Requirements - Copy all the material that follows, keeping every character the same.

Listed entries -
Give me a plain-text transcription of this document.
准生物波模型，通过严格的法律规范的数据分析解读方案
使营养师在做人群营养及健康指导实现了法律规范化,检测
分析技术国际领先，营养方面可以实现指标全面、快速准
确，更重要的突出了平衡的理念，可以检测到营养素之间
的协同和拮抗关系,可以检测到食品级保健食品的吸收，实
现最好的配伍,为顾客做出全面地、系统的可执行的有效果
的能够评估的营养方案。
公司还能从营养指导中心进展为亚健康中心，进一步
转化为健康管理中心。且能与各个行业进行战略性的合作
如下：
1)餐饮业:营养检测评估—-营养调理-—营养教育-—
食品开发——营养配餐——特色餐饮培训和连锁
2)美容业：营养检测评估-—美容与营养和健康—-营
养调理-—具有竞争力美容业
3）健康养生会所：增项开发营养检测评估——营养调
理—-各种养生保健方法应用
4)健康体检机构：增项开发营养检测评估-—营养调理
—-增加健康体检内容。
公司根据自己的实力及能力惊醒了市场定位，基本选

Final answer -
Give me a plain-text transcription of this document.
准生物波模型，通过严格的法律规范的数据分析解读方案
使营养师在做人群营养及健康指导实现了法律规范化,检测
分析技术国际领先，营养方面可以实现指标全面、快速准
确，更重要的突出了平衡的理念，可以检测到营养素之间
的协同和拮抗关系,可以检测到食品级保健食品的吸收，实
现最好的配伍,为顾客做出全面地、系统的可执行的有效果
的能够评估的营养方案。
公司还能从营养指导中心进展为亚健康中心，进一步
转化为健康管理中心。且能与各个行业进行战略性的合作
如下：
1)餐饮业:营养检测评估—-营养调理-—营养教育-—
食品开发——营养配餐——特色餐饮培训和连锁
2)美容业：营养检测评估-—美容与营养和健康—-营
养调理-—具有竞争力美容业
3）健康养生会所：增项开发营养检测评估——营养调
理—-各种养生保健方法应用
4)健康体检机构：增项开发营养检测评估-—营养调理
—-增加健康体检内容。
公司根据自己的实力及能力惊醒了市场定位，基本选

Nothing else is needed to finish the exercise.